### The input

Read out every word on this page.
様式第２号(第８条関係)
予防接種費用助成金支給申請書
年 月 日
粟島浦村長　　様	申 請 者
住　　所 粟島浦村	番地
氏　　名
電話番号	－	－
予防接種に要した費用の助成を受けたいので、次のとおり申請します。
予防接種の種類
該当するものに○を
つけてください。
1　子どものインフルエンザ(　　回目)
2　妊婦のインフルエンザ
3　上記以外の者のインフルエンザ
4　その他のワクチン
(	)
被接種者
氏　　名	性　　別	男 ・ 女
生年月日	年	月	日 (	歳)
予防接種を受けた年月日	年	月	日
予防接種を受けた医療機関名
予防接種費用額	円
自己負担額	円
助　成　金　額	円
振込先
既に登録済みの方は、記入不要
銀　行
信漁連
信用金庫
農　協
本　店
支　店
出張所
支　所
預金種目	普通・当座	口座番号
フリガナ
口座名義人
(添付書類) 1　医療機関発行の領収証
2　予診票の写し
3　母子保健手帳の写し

### Work required
Each record above should be restated word for word.

### Correct result
Read out every word on this page.
様式第２号(第８条関係)
予防接種費用助成金支給申請書
年 月 日
粟島浦村長　　様	申 請 者
住　　所 粟島浦村	番地
氏　　名
電話番号	－	－
予防接種に要した費用の助成を受けたいので、次のとおり申請します。
予防接種の種類
該当するものに○を
つけてください。
1　子どものインフルエンザ(　　回目)
2　妊婦のインフルエンザ
3　上記以外の者のインフルエンザ
4　その他のワクチン
(	)
被接種者
氏　　名	性　　別	男 ・ 女
生年月日	年	月	日 (	歳)
予防接種を受けた年月日	年	月	日
予防接種を受けた医療機関名
予防接種費用額	円
自己負担額	円
助　成　金　額	円
振込先
既に登録済みの方は、記入不要
銀　行
信漁連
信用金庫
農　協
本　店
支　店
出張所
支　所
預金種目	普通・当座	口座番号
フリガナ
口座名義人
(添付書類) 1　医療機関発行の領収証
2　予診票の写し
3　母子保健手帳の写し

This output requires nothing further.